## INSTRUCTION
Each entry below must be repeated word for word.

(Data excerpts)
☆ ☆ ☆ ☆ ☆ ☆ ☆

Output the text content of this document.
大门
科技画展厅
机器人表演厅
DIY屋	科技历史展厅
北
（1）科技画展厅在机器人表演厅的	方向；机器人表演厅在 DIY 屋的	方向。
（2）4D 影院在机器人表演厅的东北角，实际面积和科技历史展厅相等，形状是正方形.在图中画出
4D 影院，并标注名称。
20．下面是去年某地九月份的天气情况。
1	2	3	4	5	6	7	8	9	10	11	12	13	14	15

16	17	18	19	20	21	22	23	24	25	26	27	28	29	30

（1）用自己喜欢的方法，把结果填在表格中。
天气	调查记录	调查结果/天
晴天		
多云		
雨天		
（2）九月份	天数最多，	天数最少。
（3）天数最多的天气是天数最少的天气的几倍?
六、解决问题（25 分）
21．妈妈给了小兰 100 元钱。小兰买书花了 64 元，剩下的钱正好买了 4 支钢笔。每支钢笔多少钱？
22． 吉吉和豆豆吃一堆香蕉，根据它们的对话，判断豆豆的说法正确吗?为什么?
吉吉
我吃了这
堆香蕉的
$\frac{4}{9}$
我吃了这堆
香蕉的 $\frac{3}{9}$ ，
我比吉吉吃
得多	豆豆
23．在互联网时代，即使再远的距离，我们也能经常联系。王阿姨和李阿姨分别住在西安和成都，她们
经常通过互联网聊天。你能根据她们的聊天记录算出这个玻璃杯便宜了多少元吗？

☆ ☆ ☆ ☆ ☆ ☆ ☆

## TASK RESPONSE
Output the text content of this document.
大门
科技画展厅
机器人表演厅
DIY屋	科技历史展厅
北
（1）科技画展厅在机器人表演厅的	方向；机器人表演厅在 DIY 屋的	方向。
（2）4D 影院在机器人表演厅的东北角，实际面积和科技历史展厅相等，形状是正方形.在图中画出
4D 影院，并标注名称。
20．下面是去年某地九月份的天气情况。
1	2	3	4	5	6	7	8	9	10	11	12	13	14	15

16	17	18	19	20	21	22	23	24	25	26	27	28	29	30

（1）用自己喜欢的方法，把结果填在表格中。
天气	调查记录	调查结果/天
晴天		
多云		
雨天		
（2）九月份	天数最多，	天数最少。
（3）天数最多的天气是天数最少的天气的几倍?
六、解决问题（25 分）
21．妈妈给了小兰 100 元钱。小兰买书花了 64 元，剩下的钱正好买了 4 支钢笔。每支钢笔多少钱？
22． 吉吉和豆豆吃一堆香蕉，根据它们的对话，判断豆豆的说法正确吗?为什么?
吉吉
我吃了这
堆香蕉的
$\frac{4}{9}$
我吃了这堆
香蕉的 $\frac{3}{9}$ ，
我比吉吉吃
得多	豆豆
23．在互联网时代，即使再远的距离，我们也能经常联系。王阿姨和李阿姨分别住在西安和成都，她们
经常通过互联网聊天。你能根据她们的聊天记录算出这个玻璃杯便宜了多少元吗？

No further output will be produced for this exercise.